Copy out all of the data exactly as it appears.

■ **DATASET RECORDS**
--*--
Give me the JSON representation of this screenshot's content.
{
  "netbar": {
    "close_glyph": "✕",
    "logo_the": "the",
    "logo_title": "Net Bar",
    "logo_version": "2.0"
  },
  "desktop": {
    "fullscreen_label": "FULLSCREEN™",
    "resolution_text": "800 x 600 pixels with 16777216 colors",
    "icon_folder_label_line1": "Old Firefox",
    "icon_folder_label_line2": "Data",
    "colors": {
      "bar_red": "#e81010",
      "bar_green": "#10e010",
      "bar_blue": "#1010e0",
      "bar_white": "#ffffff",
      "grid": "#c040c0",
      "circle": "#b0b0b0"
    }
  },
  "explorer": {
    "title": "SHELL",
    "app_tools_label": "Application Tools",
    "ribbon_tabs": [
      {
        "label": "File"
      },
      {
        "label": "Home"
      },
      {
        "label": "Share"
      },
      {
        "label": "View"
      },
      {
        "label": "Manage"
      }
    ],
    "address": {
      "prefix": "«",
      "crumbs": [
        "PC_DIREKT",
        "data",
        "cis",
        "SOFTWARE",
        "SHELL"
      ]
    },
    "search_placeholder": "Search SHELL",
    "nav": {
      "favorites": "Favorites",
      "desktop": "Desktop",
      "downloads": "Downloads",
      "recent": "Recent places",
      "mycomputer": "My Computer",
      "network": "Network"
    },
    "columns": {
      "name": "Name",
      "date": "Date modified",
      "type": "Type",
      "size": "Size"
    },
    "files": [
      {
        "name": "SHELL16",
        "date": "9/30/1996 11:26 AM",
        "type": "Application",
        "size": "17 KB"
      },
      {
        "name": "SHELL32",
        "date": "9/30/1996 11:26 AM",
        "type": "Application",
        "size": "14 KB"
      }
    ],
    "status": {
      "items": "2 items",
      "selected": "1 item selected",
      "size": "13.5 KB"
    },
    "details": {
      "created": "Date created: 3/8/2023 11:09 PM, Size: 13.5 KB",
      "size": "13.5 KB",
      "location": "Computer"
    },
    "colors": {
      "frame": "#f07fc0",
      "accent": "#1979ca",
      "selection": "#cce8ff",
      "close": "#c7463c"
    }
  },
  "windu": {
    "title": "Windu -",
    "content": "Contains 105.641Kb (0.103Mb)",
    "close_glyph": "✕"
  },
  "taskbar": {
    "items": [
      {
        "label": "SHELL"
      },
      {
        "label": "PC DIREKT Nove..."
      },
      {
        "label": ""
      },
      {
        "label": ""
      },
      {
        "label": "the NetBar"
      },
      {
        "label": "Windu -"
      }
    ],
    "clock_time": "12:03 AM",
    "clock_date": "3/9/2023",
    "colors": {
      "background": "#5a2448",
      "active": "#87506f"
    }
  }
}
--*--
■ **RESULT**
Give me the JSON representation of this screenshot's content.
{
  "netbar": {
    "close_glyph": "✕",
    "logo_the": "the",
    "logo_title": "Net Bar",
    "logo_version": "2.0"
  },
  "desktop": {
    "fullscreen_label": "FULLSCREEN™",
    "resolution_text": "800 x 600 pixels with 16777216 colors",
    "icon_folder_label_line1": "Old Firefox",
    "icon_folder_label_line2": "Data",
    "colors": {
      "bar_red": "#e81010",
      "bar_green": "#10e010",
      "bar_blue": "#1010e0",
      "bar_white": "#ffffff",
      "grid": "#c040c0",
      "circle": "#b0b0b0"
    }
  },
  "explorer": {
    "title": "SHELL",
    "app_tools_label": "Application Tools",
    "ribbon_tabs": [
      {
        "label": "File"
      },
      {
        "label": "Home"
      },
      {
        "label": "Share"
      },
      {
        "label": "View"
      },
      {
        "label": "Manage"
      }
    ],
    "address": {
      "prefix": "«",
      "crumbs": [
        "PC_DIREKT",
        "data",
        "cis",
        "SOFTWARE",
        "SHELL"
      ]
    },
    "search_placeholder": "Search SHELL",
    "nav": {
      "favorites": "Favorites",
      "desktop": "Desktop",
      "downloads": "Downloads",
      "recent": "Recent places",
      "mycomputer": "My Computer",
      "network": "Network"
    },
    "columns": {
      "name": "Name",
      "date": "Date modified",
      "type": "Type",
      "size": "Size"
    },
    "files": [
      {
        "name": "SHELL16",
        "date": "9/30/1996 11:26 AM",
        "type": "Application",
        "size": "17 KB"
      },
      {
        "name": "SHELL32",
        "date": "9/30/1996 11:26 AM",
        "type": "Application",
        "size": "14 KB"
      }
    ],
    "status": {
      "items": "2 items",
      "selected": "1 item selected",
      "size": "13.5 KB"
    },
    "details": {
      "created": "Date created: 3/8/2023 11:09 PM, Size: 13.5 KB",
      "size": "13.5 KB",
      "location": "Computer"
    },
    "colors": {
      "frame": "#f07fc0",
      "accent": "#1979ca",
      "selection": "#cce8ff",
      "close": "#c7463c"
    }
  },
  "windu": {
    "title": "Windu -",
    "content": "Contains 105.641Kb (0.103Mb)",
    "close_glyph": "✕"
  },
  "taskbar": {
    "items": [
      {
        "label": "SHELL"
      },
      {
        "label": "PC DIREKT Nove..."
      },
      {
        "label": ""
      },
      {
        "label": ""
      },
      {
        "label": "the NetBar"
      },
      {
        "label": "Windu -"
      }
    ],
    "clock_time": "12:03 AM",
    "clock_date": "3/9/2023",
    "colors": {
      "background": "#5a2448",
      "active": "#87506f"
    }
  }
}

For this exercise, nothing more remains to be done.